▶ _WHAT YOU ARE ASKED TO DO_:
From the listing below, pull each line that includes "color".

▶ _DATA ROWS_:

::::

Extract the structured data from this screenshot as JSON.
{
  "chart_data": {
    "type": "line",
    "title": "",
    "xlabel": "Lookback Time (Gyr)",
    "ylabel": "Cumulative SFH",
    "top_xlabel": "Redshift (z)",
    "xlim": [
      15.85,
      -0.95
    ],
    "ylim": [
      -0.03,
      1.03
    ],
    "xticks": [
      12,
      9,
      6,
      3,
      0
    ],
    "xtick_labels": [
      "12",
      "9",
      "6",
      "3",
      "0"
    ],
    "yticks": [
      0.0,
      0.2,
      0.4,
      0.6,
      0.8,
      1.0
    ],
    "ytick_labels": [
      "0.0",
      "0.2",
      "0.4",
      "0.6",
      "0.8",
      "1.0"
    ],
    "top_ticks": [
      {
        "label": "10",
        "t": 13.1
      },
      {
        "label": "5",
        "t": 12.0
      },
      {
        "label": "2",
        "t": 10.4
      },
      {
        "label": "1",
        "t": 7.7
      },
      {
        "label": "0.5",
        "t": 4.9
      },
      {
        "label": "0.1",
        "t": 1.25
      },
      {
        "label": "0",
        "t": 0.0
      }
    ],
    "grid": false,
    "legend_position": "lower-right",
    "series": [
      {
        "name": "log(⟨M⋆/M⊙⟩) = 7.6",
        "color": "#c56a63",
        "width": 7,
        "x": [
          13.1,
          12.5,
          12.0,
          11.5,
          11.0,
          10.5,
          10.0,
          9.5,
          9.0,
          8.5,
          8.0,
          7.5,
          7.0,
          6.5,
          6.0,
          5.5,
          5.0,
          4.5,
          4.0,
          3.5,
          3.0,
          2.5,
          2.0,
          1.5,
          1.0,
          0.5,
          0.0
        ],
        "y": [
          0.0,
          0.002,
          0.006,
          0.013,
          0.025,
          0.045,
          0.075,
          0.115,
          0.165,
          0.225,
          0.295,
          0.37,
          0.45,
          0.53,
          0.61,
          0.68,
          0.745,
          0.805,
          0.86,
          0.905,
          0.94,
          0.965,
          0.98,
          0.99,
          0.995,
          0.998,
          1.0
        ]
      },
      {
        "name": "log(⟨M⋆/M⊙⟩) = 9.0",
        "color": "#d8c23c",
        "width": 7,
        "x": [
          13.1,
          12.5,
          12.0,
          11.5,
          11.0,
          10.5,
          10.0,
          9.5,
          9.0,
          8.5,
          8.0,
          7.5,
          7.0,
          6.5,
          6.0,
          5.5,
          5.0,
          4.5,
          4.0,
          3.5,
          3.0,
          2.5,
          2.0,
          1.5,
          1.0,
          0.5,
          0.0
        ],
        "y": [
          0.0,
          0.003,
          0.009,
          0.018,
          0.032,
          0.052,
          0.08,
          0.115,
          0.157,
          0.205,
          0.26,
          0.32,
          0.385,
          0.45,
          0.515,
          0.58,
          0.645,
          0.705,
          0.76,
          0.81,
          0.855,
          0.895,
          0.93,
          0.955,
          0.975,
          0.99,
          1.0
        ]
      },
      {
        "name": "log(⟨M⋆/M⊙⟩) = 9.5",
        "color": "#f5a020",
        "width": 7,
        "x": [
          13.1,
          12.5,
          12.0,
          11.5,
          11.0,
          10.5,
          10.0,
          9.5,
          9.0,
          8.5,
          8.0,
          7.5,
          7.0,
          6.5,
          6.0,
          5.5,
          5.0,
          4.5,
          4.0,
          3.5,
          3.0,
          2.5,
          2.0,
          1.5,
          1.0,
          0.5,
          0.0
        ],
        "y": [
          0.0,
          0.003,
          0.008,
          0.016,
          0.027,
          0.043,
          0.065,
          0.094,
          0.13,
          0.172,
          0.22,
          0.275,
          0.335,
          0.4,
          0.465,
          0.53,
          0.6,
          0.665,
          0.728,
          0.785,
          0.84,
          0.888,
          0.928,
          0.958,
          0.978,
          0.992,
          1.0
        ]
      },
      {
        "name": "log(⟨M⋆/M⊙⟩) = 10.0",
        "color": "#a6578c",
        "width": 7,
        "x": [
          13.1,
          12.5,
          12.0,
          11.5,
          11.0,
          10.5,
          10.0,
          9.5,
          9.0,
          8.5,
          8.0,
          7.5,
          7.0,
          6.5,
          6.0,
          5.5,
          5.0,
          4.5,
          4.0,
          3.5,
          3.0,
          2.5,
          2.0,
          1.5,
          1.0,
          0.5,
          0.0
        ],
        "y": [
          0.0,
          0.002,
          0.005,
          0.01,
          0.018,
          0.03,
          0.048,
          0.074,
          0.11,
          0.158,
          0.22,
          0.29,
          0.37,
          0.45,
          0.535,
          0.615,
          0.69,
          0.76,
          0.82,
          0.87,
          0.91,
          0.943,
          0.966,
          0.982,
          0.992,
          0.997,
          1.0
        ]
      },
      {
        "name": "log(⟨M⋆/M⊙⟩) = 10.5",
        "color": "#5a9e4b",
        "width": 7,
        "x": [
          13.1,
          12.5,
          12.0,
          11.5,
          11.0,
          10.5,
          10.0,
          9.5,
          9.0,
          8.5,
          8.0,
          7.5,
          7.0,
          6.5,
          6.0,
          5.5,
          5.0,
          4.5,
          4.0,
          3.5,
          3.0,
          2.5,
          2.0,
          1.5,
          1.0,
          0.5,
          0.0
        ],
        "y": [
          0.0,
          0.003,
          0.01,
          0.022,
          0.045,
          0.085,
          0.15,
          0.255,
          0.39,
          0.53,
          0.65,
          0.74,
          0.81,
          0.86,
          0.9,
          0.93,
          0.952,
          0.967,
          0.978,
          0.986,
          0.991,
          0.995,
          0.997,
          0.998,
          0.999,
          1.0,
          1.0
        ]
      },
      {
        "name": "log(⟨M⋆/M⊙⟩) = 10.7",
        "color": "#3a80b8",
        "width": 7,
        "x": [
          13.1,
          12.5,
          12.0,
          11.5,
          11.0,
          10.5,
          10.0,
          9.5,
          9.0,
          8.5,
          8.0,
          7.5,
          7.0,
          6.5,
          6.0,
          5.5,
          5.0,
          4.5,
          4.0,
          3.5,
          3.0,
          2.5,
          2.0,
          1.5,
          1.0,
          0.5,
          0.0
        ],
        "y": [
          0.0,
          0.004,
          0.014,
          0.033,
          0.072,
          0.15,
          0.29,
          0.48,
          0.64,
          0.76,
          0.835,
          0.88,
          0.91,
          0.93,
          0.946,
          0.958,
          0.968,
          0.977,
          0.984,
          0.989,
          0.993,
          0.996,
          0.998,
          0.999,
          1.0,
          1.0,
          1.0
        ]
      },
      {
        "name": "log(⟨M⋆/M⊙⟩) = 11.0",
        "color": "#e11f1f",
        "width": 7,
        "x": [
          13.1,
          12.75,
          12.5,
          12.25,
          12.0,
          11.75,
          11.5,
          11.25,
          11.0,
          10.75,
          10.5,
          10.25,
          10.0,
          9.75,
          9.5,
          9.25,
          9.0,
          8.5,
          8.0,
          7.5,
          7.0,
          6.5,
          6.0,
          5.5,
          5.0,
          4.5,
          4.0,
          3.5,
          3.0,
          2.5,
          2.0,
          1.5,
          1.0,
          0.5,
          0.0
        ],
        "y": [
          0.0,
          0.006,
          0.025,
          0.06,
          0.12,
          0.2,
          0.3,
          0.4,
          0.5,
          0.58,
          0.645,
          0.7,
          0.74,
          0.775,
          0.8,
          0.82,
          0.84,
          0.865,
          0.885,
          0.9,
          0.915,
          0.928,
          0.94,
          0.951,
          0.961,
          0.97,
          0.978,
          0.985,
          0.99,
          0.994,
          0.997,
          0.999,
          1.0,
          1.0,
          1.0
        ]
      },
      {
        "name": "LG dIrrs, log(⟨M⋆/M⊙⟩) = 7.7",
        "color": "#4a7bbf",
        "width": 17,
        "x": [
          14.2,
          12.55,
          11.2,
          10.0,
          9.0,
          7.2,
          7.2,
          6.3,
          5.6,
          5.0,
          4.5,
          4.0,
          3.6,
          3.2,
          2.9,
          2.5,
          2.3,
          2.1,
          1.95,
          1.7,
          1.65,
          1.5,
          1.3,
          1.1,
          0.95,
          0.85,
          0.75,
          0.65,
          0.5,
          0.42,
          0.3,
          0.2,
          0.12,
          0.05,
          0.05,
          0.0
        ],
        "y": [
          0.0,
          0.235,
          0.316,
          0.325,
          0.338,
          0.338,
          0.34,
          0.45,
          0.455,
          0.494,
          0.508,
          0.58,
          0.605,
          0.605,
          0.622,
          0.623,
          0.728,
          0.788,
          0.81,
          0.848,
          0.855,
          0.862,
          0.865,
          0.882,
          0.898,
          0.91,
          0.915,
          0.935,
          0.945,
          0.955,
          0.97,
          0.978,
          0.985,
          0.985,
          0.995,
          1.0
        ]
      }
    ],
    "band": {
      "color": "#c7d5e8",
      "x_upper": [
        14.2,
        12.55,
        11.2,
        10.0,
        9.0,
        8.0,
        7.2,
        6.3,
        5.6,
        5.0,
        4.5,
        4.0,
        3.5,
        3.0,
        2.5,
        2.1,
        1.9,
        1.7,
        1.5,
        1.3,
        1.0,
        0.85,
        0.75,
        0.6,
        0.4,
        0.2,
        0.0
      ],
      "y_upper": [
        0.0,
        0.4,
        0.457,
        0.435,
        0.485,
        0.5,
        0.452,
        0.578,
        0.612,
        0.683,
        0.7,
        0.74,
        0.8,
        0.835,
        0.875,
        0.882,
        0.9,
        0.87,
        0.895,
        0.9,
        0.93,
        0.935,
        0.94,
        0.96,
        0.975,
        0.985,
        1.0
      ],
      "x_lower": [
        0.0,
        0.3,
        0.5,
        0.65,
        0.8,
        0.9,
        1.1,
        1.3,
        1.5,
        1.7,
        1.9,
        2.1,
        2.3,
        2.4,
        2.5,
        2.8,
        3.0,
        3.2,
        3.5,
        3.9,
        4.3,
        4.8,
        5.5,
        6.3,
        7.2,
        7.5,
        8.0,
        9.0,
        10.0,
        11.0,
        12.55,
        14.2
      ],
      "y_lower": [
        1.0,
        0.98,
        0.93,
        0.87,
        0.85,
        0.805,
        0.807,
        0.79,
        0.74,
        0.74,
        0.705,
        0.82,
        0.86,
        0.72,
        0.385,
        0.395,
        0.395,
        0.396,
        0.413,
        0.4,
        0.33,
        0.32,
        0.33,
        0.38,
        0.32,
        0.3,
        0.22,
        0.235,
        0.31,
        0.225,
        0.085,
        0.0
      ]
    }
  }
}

::::

▶ _SOLUTION FOR THIS PROBLEM_:
        "color": "#c56a63",
        "color": "#d8c23c",
        "color": "#f5a020",
        "color": "#a6578c",
        "color": "#5a9e4b",
        "color": "#3a80b8",
        "color": "#e11f1f",
        "color": "#4a7bbf",
      "color": "#c7d5e8",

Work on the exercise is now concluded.